- [Aim of the task]: Provide the records once more, identical to the original.

_ _ _ _ _

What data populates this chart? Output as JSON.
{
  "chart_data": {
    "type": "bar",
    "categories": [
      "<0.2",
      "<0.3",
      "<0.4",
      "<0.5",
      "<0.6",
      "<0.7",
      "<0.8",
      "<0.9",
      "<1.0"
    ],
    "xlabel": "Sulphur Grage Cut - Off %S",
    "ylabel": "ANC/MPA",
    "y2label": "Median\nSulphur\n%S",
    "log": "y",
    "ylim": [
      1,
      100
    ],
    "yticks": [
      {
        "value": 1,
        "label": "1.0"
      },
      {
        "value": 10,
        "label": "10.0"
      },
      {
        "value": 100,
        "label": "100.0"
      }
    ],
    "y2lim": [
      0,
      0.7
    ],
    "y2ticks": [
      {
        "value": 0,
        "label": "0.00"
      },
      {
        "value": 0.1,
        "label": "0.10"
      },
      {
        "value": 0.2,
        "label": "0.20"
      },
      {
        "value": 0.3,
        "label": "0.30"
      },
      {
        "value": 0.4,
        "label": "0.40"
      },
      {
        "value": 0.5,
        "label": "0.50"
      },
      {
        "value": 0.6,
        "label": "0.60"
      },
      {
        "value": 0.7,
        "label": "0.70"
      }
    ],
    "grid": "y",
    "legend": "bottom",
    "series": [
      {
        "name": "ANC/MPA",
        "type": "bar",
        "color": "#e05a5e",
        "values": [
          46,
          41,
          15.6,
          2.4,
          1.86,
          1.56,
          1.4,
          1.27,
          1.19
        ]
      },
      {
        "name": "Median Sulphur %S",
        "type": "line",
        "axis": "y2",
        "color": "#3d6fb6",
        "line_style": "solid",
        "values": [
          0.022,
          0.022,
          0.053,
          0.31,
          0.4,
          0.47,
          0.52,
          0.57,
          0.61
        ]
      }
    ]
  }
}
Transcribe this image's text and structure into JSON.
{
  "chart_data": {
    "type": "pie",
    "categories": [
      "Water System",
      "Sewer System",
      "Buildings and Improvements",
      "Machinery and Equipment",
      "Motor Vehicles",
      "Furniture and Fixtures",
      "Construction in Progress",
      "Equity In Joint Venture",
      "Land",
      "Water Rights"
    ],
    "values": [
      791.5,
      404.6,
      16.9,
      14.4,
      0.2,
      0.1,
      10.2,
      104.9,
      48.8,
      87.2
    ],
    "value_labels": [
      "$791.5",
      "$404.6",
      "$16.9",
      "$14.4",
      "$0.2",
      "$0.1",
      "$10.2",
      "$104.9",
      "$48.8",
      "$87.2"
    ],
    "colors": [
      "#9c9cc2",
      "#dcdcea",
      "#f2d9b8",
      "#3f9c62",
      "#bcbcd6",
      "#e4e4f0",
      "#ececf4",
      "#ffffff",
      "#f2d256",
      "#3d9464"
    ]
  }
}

_ _ _ _ _

- [Task result]:
What data populates this chart? Output as JSON.
{
  "chart_data": {
    "type": "bar",
    "categories": [
      "<0.2",
      "<0.3",
      "<0.4",
      "<0.5",
      "<0.6",
      "<0.7",
      "<0.8",
      "<0.9",
      "<1.0"
    ],
    "xlabel": "Sulphur Grage Cut - Off %S",
    "ylabel": "ANC/MPA",
    "y2label": "Median\nSulphur\n%S",
    "log": "y",
    "ylim": [
      1,
      100
    ],
    "yticks": [
      {
        "value": 1,
        "label": "1.0"
      },
      {
        "value": 10,
        "label": "10.0"
      },
      {
        "value": 100,
        "label": "100.0"
      }
    ],
    "y2lim": [
      0,
      0.7
    ],
    "y2ticks": [
      {
        "value": 0,
        "label": "0.00"
      },
      {
        "value": 0.1,
        "label": "0.10"
      },
      {
        "value": 0.2,
        "label": "0.20"
      },
      {
        "value": 0.3,
        "label": "0.30"
      },
      {
        "value": 0.4,
        "label": "0.40"
      },
      {
        "value": 0.5,
        "label": "0.50"
      },
      {
        "value": 0.6,
        "label": "0.60"
      },
      {
        "value": 0.7,
        "label": "0.70"
      }
    ],
    "grid": "y",
    "legend": "bottom",
    "series": [
      {
        "name": "ANC/MPA",
        "type": "bar",
        "color": "#e05a5e",
        "values": [
          46,
          41,
          15.6,
          2.4,
          1.86,
          1.56,
          1.4,
          1.27,
          1.19
        ]
      },
      {
        "name": "Median Sulphur %S",
        "type": "line",
        "axis": "y2",
        "color": "#3d6fb6",
        "line_style": "solid",
        "values": [
          0.022,
          0.022,
          0.053,
          0.31,
          0.4,
          0.47,
          0.52,
          0.57,
          0.61
        ]
      }
    ]
  }
}
Transcribe this image's text and structure into JSON.
{
  "chart_data": {
    "type": "pie",
    "categories": [
      "Water System",
      "Sewer System",
      "Buildings and Improvements",
      "Machinery and Equipment",
      "Motor Vehicles",
      "Furniture and Fixtures",
      "Construction in Progress",
      "Equity In Joint Venture",
      "Land",
      "Water Rights"
    ],
    "values": [
      791.5,
      404.6,
      16.9,
      14.4,
      0.2,
      0.1,
      10.2,
      104.9,
      48.8,
      87.2
    ],
    "value_labels": [
      "$791.5",
      "$404.6",
      "$16.9",
      "$14.4",
      "$0.2",
      "$0.1",
      "$10.2",
      "$104.9",
      "$48.8",
      "$87.2"
    ],
    "colors": [
      "#9c9cc2",
      "#dcdcea",
      "#f2d9b8",
      "#3f9c62",
      "#bcbcd6",
      "#e4e4f0",
      "#ececf4",
      "#ffffff",
      "#f2d256",
      "#3d9464"
    ]
  }
}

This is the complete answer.